**What you need to do:** Write every record out again exactly, and keep images out of it.

**The input:**
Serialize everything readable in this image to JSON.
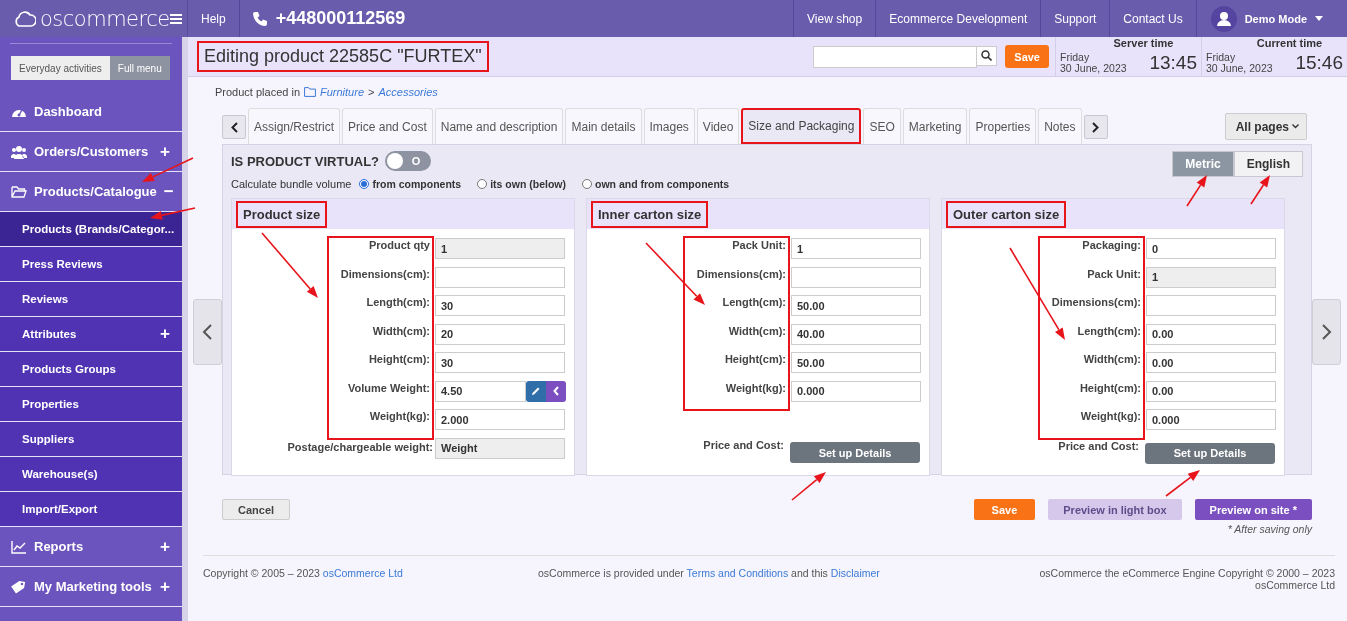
{
  "topbar": {
    "logo": "oscommerce",
    "help": "Help",
    "phone": "+448000112569",
    "links": [
      "View shop",
      "Ecommerce Development",
      "Support",
      "Contact Us"
    ],
    "user": "Demo Mode"
  },
  "sidebar": {
    "modes": [
      {
        "label": "Everyday activities",
        "selected": false
      },
      {
        "label": "Full menu",
        "selected": true
      }
    ],
    "items": [
      {
        "label": "Dashboard"
      },
      {
        "label": "Orders/Customers",
        "sign": "+"
      },
      {
        "label": "Products/Catalogue",
        "sign": "−",
        "children": [
          {
            "label": "Products (Brands/Categor...",
            "selected": true
          },
          {
            "label": "Press Reviews",
            "selected": false
          },
          {
            "label": "Reviews",
            "selected": false
          },
          {
            "label": "Attributes",
            "selected": false,
            "sign": "+"
          },
          {
            "label": "Products Groups",
            "selected": false
          },
          {
            "label": "Properties",
            "selected": false
          },
          {
            "label": "Suppliers",
            "selected": false
          },
          {
            "label": "Warehouse(s)",
            "selected": false
          },
          {
            "label": "Import/Export",
            "selected": false
          }
        ]
      },
      {
        "label": "Reports",
        "sign": "+"
      },
      {
        "label": "My Marketing tools",
        "sign": "+"
      }
    ]
  },
  "header": {
    "title": "Editing product 22585C \"FURTEX\"",
    "title_highlighted": true,
    "save": "Save",
    "clocks": [
      {
        "label": "Server time",
        "day": "Friday",
        "date": "30 June, 2023",
        "time": "13:45"
      },
      {
        "label": "Current time",
        "day": "Friday",
        "date": "30 June, 2023",
        "time": "15:46"
      }
    ]
  },
  "breadcrumb": {
    "prefix": "Product placed in",
    "path": [
      "Furniture",
      "Accessories"
    ],
    "separator": ">"
  },
  "tabs": [
    {
      "label": "Assign/Restrict",
      "selected": false,
      "highlighted": false
    },
    {
      "label": "Price and Cost",
      "selected": false,
      "highlighted": false
    },
    {
      "label": "Name and description",
      "selected": false,
      "highlighted": false
    },
    {
      "label": "Main details",
      "selected": false,
      "highlighted": false
    },
    {
      "label": "Images",
      "selected": false,
      "highlighted": false
    },
    {
      "label": "Video",
      "selected": false,
      "highlighted": false
    },
    {
      "label": "Size and Packaging",
      "selected": true,
      "highlighted": true
    },
    {
      "label": "SEO",
      "selected": false,
      "highlighted": false
    },
    {
      "label": "Marketing",
      "selected": false,
      "highlighted": false
    },
    {
      "label": "Properties",
      "selected": false,
      "highlighted": false
    },
    {
      "label": "Notes",
      "selected": false,
      "highlighted": false
    }
  ],
  "all_pages": "All pages",
  "virtual": {
    "label": "IS PRODUCT VIRTUAL?",
    "on": false,
    "toggle_text": "O"
  },
  "units": [
    {
      "label": "Metric",
      "selected": true
    },
    {
      "label": "English",
      "selected": false
    }
  ],
  "bundle": {
    "label": "Calculate bundle volume",
    "options": [
      {
        "label": "from components",
        "selected": true
      },
      {
        "label": "its own (below)",
        "selected": false
      },
      {
        "label": "own and from components",
        "selected": false
      }
    ]
  },
  "cards": [
    {
      "title": "Product size",
      "highlighted": true,
      "labels_highlighted": true,
      "fields": [
        {
          "label": "Product qty",
          "value": "1",
          "readonly": true,
          "kind": "input"
        },
        {
          "label": "Dimensions(cm):",
          "readonly": false,
          "kind": "input"
        },
        {
          "label": "Length(cm):",
          "value": "30",
          "readonly": false,
          "kind": "input"
        },
        {
          "label": "Width(cm):",
          "value": "20",
          "readonly": false,
          "kind": "input"
        },
        {
          "label": "Height(cm):",
          "value": "30",
          "readonly": false,
          "kind": "input"
        },
        {
          "label": "Volume Weight:",
          "value": "4.50",
          "readonly": false,
          "kind": "actions"
        },
        {
          "label": "Weight(kg):",
          "value": "2.000",
          "readonly": false,
          "kind": "input"
        }
      ],
      "extra_fields": [
        {
          "label": "Postage/chargeable weight:",
          "value": "Weight",
          "readonly": true
        }
      ]
    },
    {
      "title": "Inner carton size",
      "highlighted": true,
      "labels_highlighted": true,
      "fields": [
        {
          "label": "Pack Unit:",
          "value": "1",
          "readonly": false,
          "kind": "input"
        },
        {
          "label": "Dimensions(cm):",
          "readonly": false,
          "kind": "input"
        },
        {
          "label": "Length(cm):",
          "value": "50.00",
          "readonly": false,
          "kind": "input"
        },
        {
          "label": "Width(cm):",
          "value": "40.00",
          "readonly": false,
          "kind": "input"
        },
        {
          "label": "Height(cm):",
          "value": "50.00",
          "readonly": false,
          "kind": "input"
        },
        {
          "label": "Weight(kg):",
          "value": "0.000",
          "readonly": false,
          "kind": "input"
        }
      ],
      "price_label": "Price and Cost:",
      "button": "Set up Details"
    },
    {
      "title": "Outer carton size",
      "highlighted": true,
      "labels_highlighted": true,
      "fields": [
        {
          "label": "Packaging:",
          "value": "0",
          "readonly": false,
          "kind": "input"
        },
        {
          "label": "Pack Unit:",
          "value": "1",
          "readonly": true,
          "kind": "input"
        },
        {
          "label": "Dimensions(cm):",
          "readonly": false,
          "kind": "input"
        },
        {
          "label": "Length(cm):",
          "value": "0.00",
          "readonly": false,
          "kind": "input"
        },
        {
          "label": "Width(cm):",
          "value": "0.00",
          "readonly": false,
          "kind": "input"
        },
        {
          "label": "Height(cm):",
          "value": "0.00",
          "readonly": false,
          "kind": "input"
        },
        {
          "label": "Weight(kg):",
          "value": "0.000",
          "readonly": false,
          "kind": "input"
        }
      ],
      "price_label": "Price and Cost:",
      "button": "Set up Details"
    }
  ],
  "actions": {
    "cancel": "Cancel",
    "buttons": [
      {
        "label": "Save",
        "kind": "save",
        "disabled": false
      },
      {
        "label": "Preview in light box",
        "kind": "preview",
        "disabled": true
      },
      {
        "label": "Preview on site *",
        "kind": "site",
        "disabled": false
      }
    ],
    "note": "* After saving only"
  },
  "footer": [
    [
      {
        "text": "Copyright © 2005 – 2023 ",
        "kind": "text"
      },
      {
        "text": "osCommerce Ltd",
        "kind": "link"
      }
    ],
    [
      {
        "text": "osCommerce is provided under ",
        "kind": "text"
      },
      {
        "text": "Terms and Conditions",
        "kind": "link"
      },
      {
        "text": " and this ",
        "kind": "text"
      },
      {
        "text": "Disclaimer",
        "kind": "link"
      }
    ],
    [
      {
        "text": "osCommerce the eCommerce Engine Copyright © 2000 – 2023 osCommerce Ltd",
        "kind": "text"
      }
    ]
  ]
}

**Complete answer:**
Serialize everything readable in this image to JSON.
{
  "topbar": {
    "logo": "oscommerce",
    "help": "Help",
    "phone": "+448000112569",
    "links": [
      "View shop",
      "Ecommerce Development",
      "Support",
      "Contact Us"
    ],
    "user": "Demo Mode"
  },
  "sidebar": {
    "modes": [
      {
        "label": "Everyday activities",
        "selected": false
      },
      {
        "label": "Full menu",
        "selected": true
      }
    ],
    "items": [
      {
        "label": "Dashboard"
      },
      {
        "label": "Orders/Customers",
        "sign": "+"
      },
      {
        "label": "Products/Catalogue",
        "sign": "−",
        "children": [
          {
            "label": "Products (Brands/Categor...",
            "selected": true
          },
          {
            "label": "Press Reviews",
            "selected": false
          },
          {
            "label": "Reviews",
            "selected": false
          },
          {
            "label": "Attributes",
            "selected": false,
            "sign": "+"
          },
          {
            "label": "Products Groups",
            "selected": false
          },
          {
            "label": "Properties",
            "selected": false
          },
          {
            "label": "Suppliers",
            "selected": false
          },
          {
            "label": "Warehouse(s)",
            "selected": false
          },
          {
            "label": "Import/Export",
            "selected": false
          }
        ]
      },
      {
        "label": "Reports",
        "sign": "+"
      },
      {
        "label": "My Marketing tools",
        "sign": "+"
      }
    ]
  },
  "header": {
    "title": "Editing product 22585C \"FURTEX\"",
    "title_highlighted": true,
    "save": "Save",
    "clocks": [
      {
        "label": "Server time",
        "day": "Friday",
        "date": "30 June, 2023",
        "time": "13:45"
      },
      {
        "label": "Current time",
        "day": "Friday",
        "date": "30 June, 2023",
        "time": "15:46"
      }
    ]
  },
  "breadcrumb": {
    "prefix": "Product placed in",
    "path": [
      "Furniture",
      "Accessories"
    ],
    "separator": ">"
  },
  "tabs": [
    {
      "label": "Assign/Restrict",
      "selected": false,
      "highlighted": false
    },
    {
      "label": "Price and Cost",
      "selected": false,
      "highlighted": false
    },
    {
      "label": "Name and description",
      "selected": false,
      "highlighted": false
    },
    {
      "label": "Main details",
      "selected": false,
      "highlighted": false
    },
    {
      "label": "Images",
      "selected": false,
      "highlighted": false
    },
    {
      "label": "Video",
      "selected": false,
      "highlighted": false
    },
    {
      "label": "Size and Packaging",
      "selected": true,
      "highlighted": true
    },
    {
      "label": "SEO",
      "selected": false,
      "highlighted": false
    },
    {
      "label": "Marketing",
      "selected": false,
      "highlighted": false
    },
    {
      "label": "Properties",
      "selected": false,
      "highlighted": false
    },
    {
      "label": "Notes",
      "selected": false,
      "highlighted": false
    }
  ],
  "all_pages": "All pages",
  "virtual": {
    "label": "IS PRODUCT VIRTUAL?",
    "on": false,
    "toggle_text": "O"
  },
  "units": [
    {
      "label": "Metric",
      "selected": true
    },
    {
      "label": "English",
      "selected": false
    }
  ],
  "bundle": {
    "label": "Calculate bundle volume",
    "options": [
      {
        "label": "from components",
        "selected": true
      },
      {
        "label": "its own (below)",
        "selected": false
      },
      {
        "label": "own and from components",
        "selected": false
      }
    ]
  },
  "cards": [
    {
      "title": "Product size",
      "highlighted": true,
      "labels_highlighted": true,
      "fields": [
        {
          "label": "Product qty",
          "value": "1",
          "readonly": true,
          "kind": "input"
        },
        {
          "label": "Dimensions(cm):",
          "readonly": false,
          "kind": "input"
        },
        {
          "label": "Length(cm):",
          "value": "30",
          "readonly": false,
          "kind": "input"
        },
        {
          "label": "Width(cm):",
          "value": "20",
          "readonly": false,
          "kind": "input"
        },
        {
          "label": "Height(cm):",
          "value": "30",
          "readonly": false,
          "kind": "input"
        },
        {
          "label": "Volume Weight:",
          "value": "4.50",
          "readonly": false,
          "kind": "actions"
        },
        {
          "label": "Weight(kg):",
          "value": "2.000",
          "readonly": false,
          "kind": "input"
        }
      ],
      "extra_fields": [
        {
          "label": "Postage/chargeable weight:",
          "value": "Weight",
          "readonly": true
        }
      ]
    },
    {
      "title": "Inner carton size",
      "highlighted": true,
      "labels_highlighted": true,
      "fields": [
        {
          "label": "Pack Unit:",
          "value": "1",
          "readonly": false,
          "kind": "input"
        },
        {
          "label": "Dimensions(cm):",
          "readonly": false,
          "kind": "input"
        },
        {
          "label": "Length(cm):",
          "value": "50.00",
          "readonly": false,
          "kind": "input"
        },
        {
          "label": "Width(cm):",
          "value": "40.00",
          "readonly": false,
          "kind": "input"
        },
        {
          "label": "Height(cm):",
          "value": "50.00",
          "readonly": false,
          "kind": "input"
        },
        {
          "label": "Weight(kg):",
          "value": "0.000",
          "readonly": false,
          "kind": "input"
        }
      ],
      "price_label": "Price and Cost:",
      "button": "Set up Details"
    },
    {
      "title": "Outer carton size",
      "highlighted": true,
      "labels_highlighted": true,
      "fields": [
        {
          "label": "Packaging:",
          "value": "0",
          "readonly": false,
          "kind": "input"
        },
        {
          "label": "Pack Unit:",
          "value": "1",
          "readonly": true,
          "kind": "input"
        },
        {
          "label": "Dimensions(cm):",
          "readonly": false,
          "kind": "input"
        },
        {
          "label": "Length(cm):",
          "value": "0.00",
          "readonly": false,
          "kind": "input"
        },
        {
          "label": "Width(cm):",
          "value": "0.00",
          "readonly": false,
          "kind": "input"
        },
        {
          "label": "Height(cm):",
          "value": "0.00",
          "readonly": false,
          "kind": "input"
        },
        {
          "label": "Weight(kg):",
          "value": "0.000",
          "readonly": false,
          "kind": "input"
        }
      ],
      "price_label": "Price and Cost:",
      "button": "Set up Details"
    }
  ],
  "actions": {
    "cancel": "Cancel",
    "buttons": [
      {
        "label": "Save",
        "kind": "save",
        "disabled": false
      },
      {
        "label": "Preview in light box",
        "kind": "preview",
        "disabled": true
      },
      {
        "label": "Preview on site *",
        "kind": "site",
        "disabled": false
      }
    ],
    "note": "* After saving only"
  },
  "footer": [
    [
      {
        "text": "Copyright © 2005 – 2023 ",
        "kind": "text"
      },
      {
        "text": "osCommerce Ltd",
        "kind": "link"
      }
    ],
    [
      {
        "text": "osCommerce is provided under ",
        "kind": "text"
      },
      {
        "text": "Terms and Conditions",
        "kind": "link"
      },
      {
        "text": " and this ",
        "kind": "text"
      },
      {
        "text": "Disclaimer",
        "kind": "link"
      }
    ],
    [
      {
        "text": "osCommerce the eCommerce Engine Copyright © 2000 – 2023 osCommerce Ltd",
        "kind": "text"
      }
    ]
  ]
}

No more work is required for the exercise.